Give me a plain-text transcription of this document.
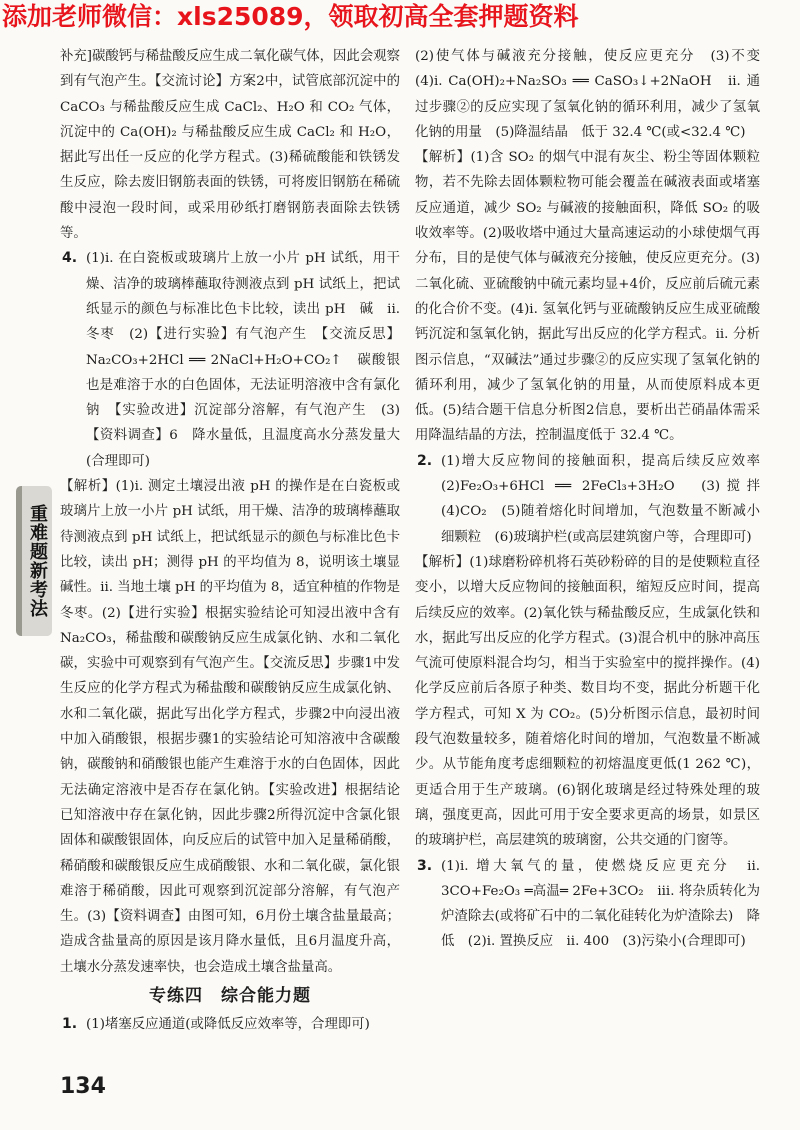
添加老师微信：xls25089，领取初高全套押题资料

补充]碳酸钙与稀盐酸反应生成二氧化碳气体，因此会观察到有气泡产生。【交流讨论】方案2中，试管底部沉淀中的 CaCO₃ 与稀盐酸反应生成 CaCl₂、H₂O 和 CO₂ 气体，沉淀中的 Ca(OH)₂ 与稀盐酸反应生成 CaCl₂ 和 H₂O，据此写出任一反应的化学方程式。(3)稀硫酸能和铁锈发生反应，除去废旧钢筋表面的铁锈，可将废旧钢筋在稀硫酸中浸泡一段时间，或采用砂纸打磨钢筋表面除去铁锈等。

4. (1)i. 在白瓷板或玻璃片上放一小片 pH 试纸，用干燥、洁净的玻璃棒蘸取待测液点到 pH 试纸上，把试纸显示的颜色与标准比色卡比较，读出 pH　碱　ii. 冬枣　(2)【进行实验】有气泡产生　【交流反思】Na₂CO₃+2HCl ══ 2NaCl+H₂O+CO₂↑　碳酸银也是难溶于水的白色固体，无法证明溶液中含有氯化钠　【实验改进】沉淀部分溶解，有气泡产生　(3)【资料调查】6　降水量低，且温度高水分蒸发量大(合理即可)

【解析】(1)i. 测定土壤浸出液 pH 的操作是在白瓷板或玻璃片上放一小片 pH 试纸，用干燥、洁净的玻璃棒蘸取待测液点到 pH 试纸上，把试纸显示的颜色与标准比色卡比较，读出 pH；测得 pH 的平均值为 8，说明该土壤显碱性。ii. 当地土壤 pH 的平均值为 8，适宜种植的作物是冬枣。(2)【进行实验】根据实验结论可知浸出液中含有 Na₂CO₃，稀盐酸和碳酸钠反应生成氯化钠、水和二氧化碳，实验中可观察到有气泡产生。【交流反思】步骤1中发生反应的化学方程式为稀盐酸和碳酸钠反应生成氯化钠、水和二氧化碳，据此写出化学方程式，步骤2中向浸出液中加入硝酸银，根据步骤1的实验结论可知溶液中含碳酸钠，碳酸钠和硝酸银也能产生难溶于水的白色固体，因此无法确定溶液中是否存在氯化钠。【实验改进】根据结论已知溶液中存在氯化钠，因此步骤2所得沉淀中含氯化银固体和碳酸银固体，向反应后的试管中加入足量稀硝酸，稀硝酸和碳酸银反应生成硝酸银、水和二氧化碳，氯化银难溶于稀硝酸，因此可观察到沉淀部分溶解，有气泡产生。(3)【资料调查】由图可知，6月份土壤含盐量最高；造成含盐量高的原因是该月降水量低，且6月温度升高，土壤水分蒸发速率快，也会造成土壤含盐量高。

专练四　综合能力题

1. (1)堵塞反应通道(或降低反应效率等，合理即可)

(2)使气体与碱液充分接触，使反应更充分　(3)不变　(4)i. Ca(OH)₂+Na₂SO₃ ══ CaSO₃↓+2NaOH　ii. 通过步骤②的反应实现了氢氧化钠的循环利用，减少了氢氧化钠的用量　(5)降温结晶　低于 32.4 ℃(或<32.4 ℃)

【解析】(1)含 SO₂ 的烟气中混有灰尘、粉尘等固体颗粒物，若不先除去固体颗粒物可能会覆盖在碱液表面或堵塞反应通道，减少 SO₂ 与碱液的接触面积，降低 SO₂ 的吸收效率等。(2)吸收塔中通过大量高速运动的小球使烟气再分布，目的是使气体与碱液充分接触，使反应更充分。(3)二氧化硫、亚硫酸钠中硫元素均显+4价，反应前后硫元素的化合价不变。(4)i. 氢氧化钙与亚硫酸钠反应生成亚硫酸钙沉淀和氢氧化钠，据此写出反应的化学方程式。ii. 分析图示信息，“双碱法”通过步骤②的反应实现了氢氧化钠的循环利用，减少了氢氧化钠的用量，从而使原料成本更低。(5)结合题干信息分析图2信息，要析出芒硝晶体需采用降温结晶的方法，控制温度低于 32.4 ℃。

2. (1)增大反应物间的接触面积，提高后续反应效率　(2)Fe₂O₃+6HCl ══ 2FeCl₃+3H₂O　(3)搅拌　(4)CO₂　(5)随着熔化时间增加，气泡数量不断减小　细颗粒　(6)玻璃护栏(或高层建筑窗户等，合理即可)

【解析】(1)球磨粉碎机将石英砂粉碎的目的是使颗粒直径变小，以增大反应物间的接触面积，缩短反应时间，提高后续反应的效率。(2)氧化铁与稀盐酸反应，生成氯化铁和水，据此写出反应的化学方程式。(3)混合机中的脉冲高压气流可使原料混合均匀，相当于实验室中的搅拌操作。(4)化学反应前后各原子种类、数目均不变，据此分析题干化学方程式，可知 X 为 CO₂。(5)分析图示信息，最初时间段气泡数量较多，随着熔化时间的增加，气泡数量不断减少。从节能角度考虑细颗粒的初熔温度更低(1 262 ℃)，更适合用于生产玻璃。(6)钢化玻璃是经过特殊处理的玻璃，强度更高，因此可用于安全要求更高的场景，如景区的玻璃护栏，高层建筑的玻璃窗，公共交通的门窗等。

3. (1)i. 增大氧气的量，使燃烧反应更充分　ii. 3CO+Fe₂O₃ ═高温═ 2Fe+3CO₂　iii. 将杂质转化为炉渣除去(或将矿石中的二氧化硅转化为炉渣除去)　降低　(2)i. 置换反应　ii. 400　(3)污染小(合理即可)

重难题新考法
134
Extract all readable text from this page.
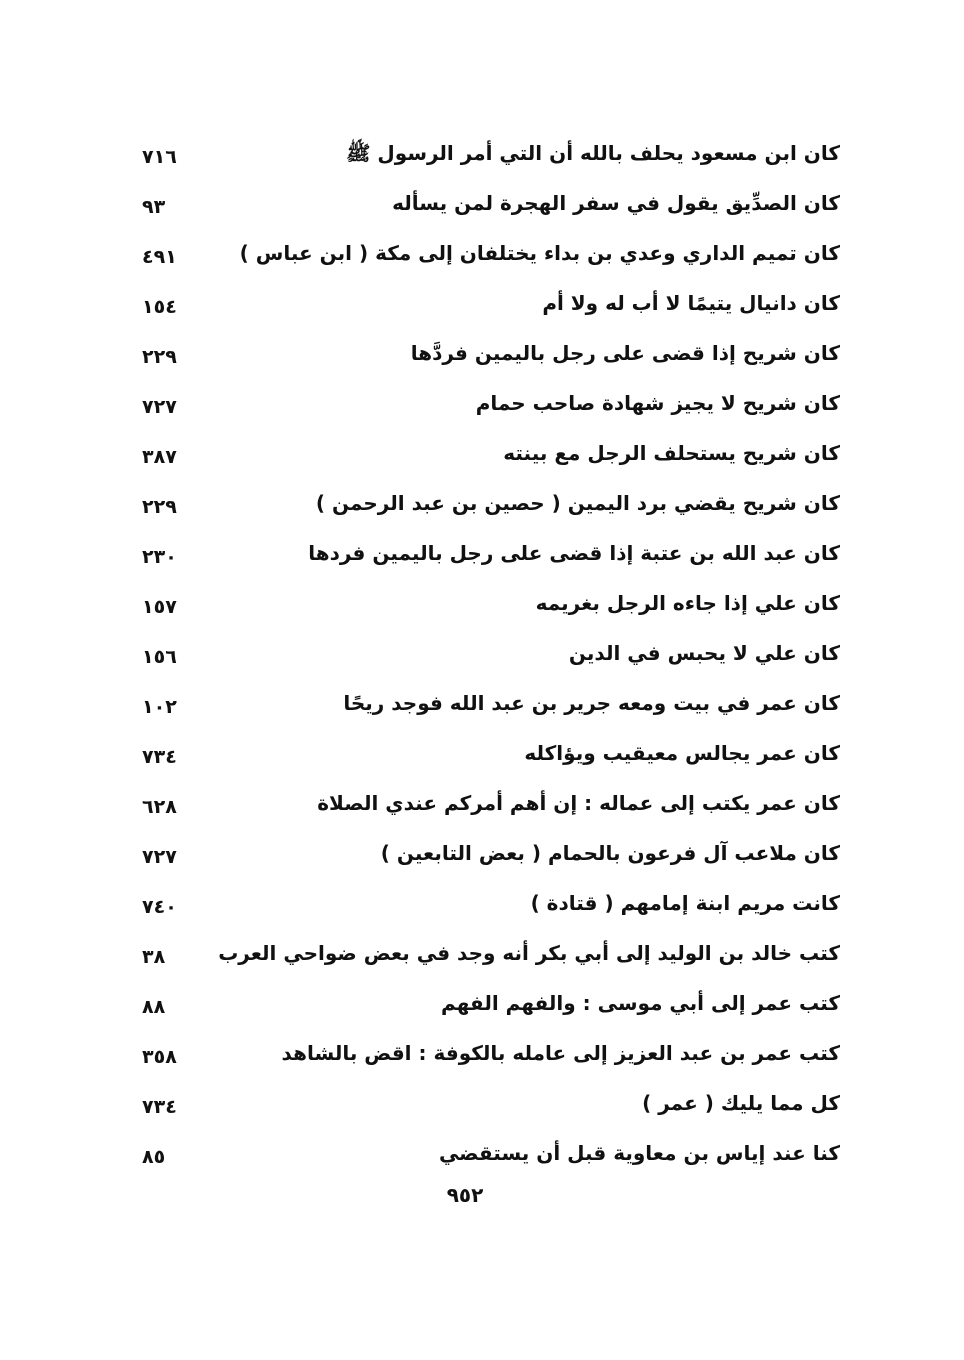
كان ابن مسعود يحلف بالله أن التي أمر الرسول ﷺ
٧١٦
كان الصدِّيق يقول في سفر الهجرة لمن يسأله
٩٣
كان تميم الداري وعدي بن بداء يختلفان إلى مكة ( ابن عباس )
٤٩١
كان دانيال يتيمًا لا أب له ولا أم
١٥٤
كان شريح إذا قضى على رجل باليمين فردَّها
٢٢٩
كان شريح لا يجيز شهادة صاحب حمام
٧٢٧
كان شريح يستحلف الرجل مع بينته
٣٨٧
كان شريح يقضي برد اليمين ( حصين بن عبد الرحمن )
٢٢٩
كان عبد الله بن عتبة إذا قضى على رجل باليمين فردها
٢٣٠
كان علي إذا جاءه الرجل بغريمه
١٥٧
كان علي لا يحبس في الدين
١٥٦
كان عمر في بيت ومعه جرير بن عبد الله فوجد ريحًا
١٠٢
كان عمر يجالس معيقيب ويؤاكله
٧٣٤
كان عمر يكتب إلى عماله : إن أهم أمركم عندي الصلاة
٦٢٨
كان ملاعب آل فرعون بالحمام ( بعض التابعين )
٧٢٧
كانت مريم ابنة إمامهم ( قتادة )
٧٤٠
كتب خالد بن الوليد إلى أبي بكر أنه وجد في بعض ضواحي العرب
٣٨
كتب عمر إلى أبي موسى : والفهم الفهم
٨٨
كتب عمر بن عبد العزيز إلى عامله بالكوفة : اقض بالشاهد
٣٥٨
كل مما يليك ( عمر )
٧٣٤
كنا عند إياس بن معاوية قبل أن يستقضي
٨٥
٩٥٢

________________________

■ **GIVEN INSTRUCTION**: Leave the pictures out and copy the rest of the data exactly.

■ **EXERCISE ANSWER**:
Give me a plain-text transcription of this document.
添加老师微信：xls25089，领取初高全套押题资料

补充]碳酸钙与稀盐酸反应生成二氧化碳气体，因此会观察到有气泡产生。【交流讨论】方案2中，试管底部沉淀中的 CaCO₃ 与稀盐酸反应生成 CaCl₂、H₂O 和 CO₂ 气体，沉淀中的 Ca(OH)₂ 与稀盐酸反应生成 CaCl₂ 和 H₂O，据此写出任一反应的化学方程式。(3)稀硫酸能和铁锈发生反应，除去废旧钢筋表面的铁锈，可将废旧钢筋在稀硫酸中浸泡一段时间，或采用砂纸打磨钢筋表面除去铁锈等。

4. (1)i. 在白瓷板或玻璃片上放一小片 pH 试纸，用干燥、洁净的玻璃棒蘸取待测液点到 pH 试纸上，把试纸显示的颜色与标准比色卡比较，读出 pH　碱　ii. 冬枣　(2)【进行实验】有气泡产生　【交流反思】Na₂CO₃+2HCl ══ 2NaCl+H₂O+CO₂↑　碳酸银也是难溶于水的白色固体，无法证明溶液中含有氯化钠　【实验改进】沉淀部分溶解，有气泡产生　(3)【资料调查】6　降水量低，且温度高水分蒸发量大(合理即可)

【解析】(1)i. 测定土壤浸出液 pH 的操作是在白瓷板或玻璃片上放一小片 pH 试纸，用干燥、洁净的玻璃棒蘸取待测液点到 pH 试纸上，把试纸显示的颜色与标准比色卡比较，读出 pH；测得 pH 的平均值为 8，说明该土壤显碱性。ii. 当地土壤 pH 的平均值为 8，适宜种植的作物是冬枣。(2)【进行实验】根据实验结论可知浸出液中含有 Na₂CO₃，稀盐酸和碳酸钠反应生成氯化钠、水和二氧化碳，实验中可观察到有气泡产生。【交流反思】步骤1中发生反应的化学方程式为稀盐酸和碳酸钠反应生成氯化钠、水和二氧化碳，据此写出化学方程式，步骤2中向浸出液中加入硝酸银，根据步骤1的实验结论可知溶液中含碳酸钠，碳酸钠和硝酸银也能产生难溶于水的白色固体，因此无法确定溶液中是否存在氯化钠。【实验改进】根据结论已知溶液中存在氯化钠，因此步骤2所得沉淀中含氯化银固体和碳酸银固体，向反应后的试管中加入足量稀硝酸，稀硝酸和碳酸银反应生成硝酸银、水和二氧化碳，氯化银难溶于稀硝酸，因此可观察到沉淀部分溶解，有气泡产生。(3)【资料调查】由图可知，6月份土壤含盐量最高；造成含盐量高的原因是该月降水量低，且6月温度升高，土壤水分蒸发速率快，也会造成土壤含盐量高。

专练四　综合能力题

1. (1)堵塞反应通道(或降低反应效率等，合理即可)

(2)使气体与碱液充分接触，使反应更充分　(3)不变　(4)i. Ca(OH)₂+Na₂SO₃ ══ CaSO₃↓+2NaOH　ii. 通过步骤②的反应实现了氢氧化钠的循环利用，减少了氢氧化钠的用量　(5)降温结晶　低于 32.4 ℃(或<32.4 ℃)

【解析】(1)含 SO₂ 的烟气中混有灰尘、粉尘等固体颗粒物，若不先除去固体颗粒物可能会覆盖在碱液表面或堵塞反应通道，减少 SO₂ 与碱液的接触面积，降低 SO₂ 的吸收效率等。(2)吸收塔中通过大量高速运动的小球使烟气再分布，目的是使气体与碱液充分接触，使反应更充分。(3)二氧化硫、亚硫酸钠中硫元素均显+4价，反应前后硫元素的化合价不变。(4)i. 氢氧化钙与亚硫酸钠反应生成亚硫酸钙沉淀和氢氧化钠，据此写出反应的化学方程式。ii. 分析图示信息，“双碱法”通过步骤②的反应实现了氢氧化钠的循环利用，减少了氢氧化钠的用量，从而使原料成本更低。(5)结合题干信息分析图2信息，要析出芒硝晶体需采用降温结晶的方法，控制温度低于 32.4 ℃。

2. (1)增大反应物间的接触面积，提高后续反应效率　(2)Fe₂O₃+6HCl ══ 2FeCl₃+3H₂O　(3)搅拌　(4)CO₂　(5)随着熔化时间增加，气泡数量不断减小　细颗粒　(6)玻璃护栏(或高层建筑窗户等，合理即可)

【解析】(1)球磨粉碎机将石英砂粉碎的目的是使颗粒直径变小，以增大反应物间的接触面积，缩短反应时间，提高后续反应的效率。(2)氧化铁与稀盐酸反应，生成氯化铁和水，据此写出反应的化学方程式。(3)混合机中的脉冲高压气流可使原料混合均匀，相当于实验室中的搅拌操作。(4)化学反应前后各原子种类、数目均不变，据此分析题干化学方程式，可知 X 为 CO₂。(5)分析图示信息，最初时间段气泡数量较多，随着熔化时间的增加，气泡数量不断减少。从节能角度考虑细颗粒的初熔温度更低(1 262 ℃)，更适合用于生产玻璃。(6)钢化玻璃是经过特殊处理的玻璃，强度更高，因此可用于安全要求更高的场景，如景区的玻璃护栏，高层建筑的玻璃窗，公共交通的门窗等。

3. (1)i. 增大氧气的量，使燃烧反应更充分　ii. 3CO+Fe₂O₃ ═高温═ 2Fe+3CO₂　iii. 将杂质转化为炉渣除去(或将矿石中的二氧化硅转化为炉渣除去)　降低　(2)i. 置换反应　ii. 400　(3)污染小(合理即可)

重难题新考法
134
Extract all readable text from this page.
كان ابن مسعود يحلف بالله أن التي أمر الرسول ﷺ
٧١٦
كان الصدِّيق يقول في سفر الهجرة لمن يسأله
٩٣
كان تميم الداري وعدي بن بداء يختلفان إلى مكة ( ابن عباس )
٤٩١
كان دانيال يتيمًا لا أب له ولا أم
١٥٤
كان شريح إذا قضى على رجل باليمين فردَّها
٢٢٩
كان شريح لا يجيز شهادة صاحب حمام
٧٢٧
كان شريح يستحلف الرجل مع بينته
٣٨٧
كان شريح يقضي برد اليمين ( حصين بن عبد الرحمن )
٢٢٩
كان عبد الله بن عتبة إذا قضى على رجل باليمين فردها
٢٣٠
كان علي إذا جاءه الرجل بغريمه
١٥٧
كان علي لا يحبس في الدين
١٥٦
كان عمر في بيت ومعه جرير بن عبد الله فوجد ريحًا
١٠٢
كان عمر يجالس معيقيب ويؤاكله
٧٣٤
كان عمر يكتب إلى عماله : إن أهم أمركم عندي الصلاة
٦٢٨
كان ملاعب آل فرعون بالحمام ( بعض التابعين )
٧٢٧
كانت مريم ابنة إمامهم ( قتادة )
٧٤٠
كتب خالد بن الوليد إلى أبي بكر أنه وجد في بعض ضواحي العرب
٣٨
كتب عمر إلى أبي موسى : والفهم الفهم
٨٨
كتب عمر بن عبد العزيز إلى عامله بالكوفة : اقض بالشاهد
٣٥٨
كل مما يليك ( عمر )
٧٣٤
كنا عند إياس بن معاوية قبل أن يستقضي
٨٥
٩٥٢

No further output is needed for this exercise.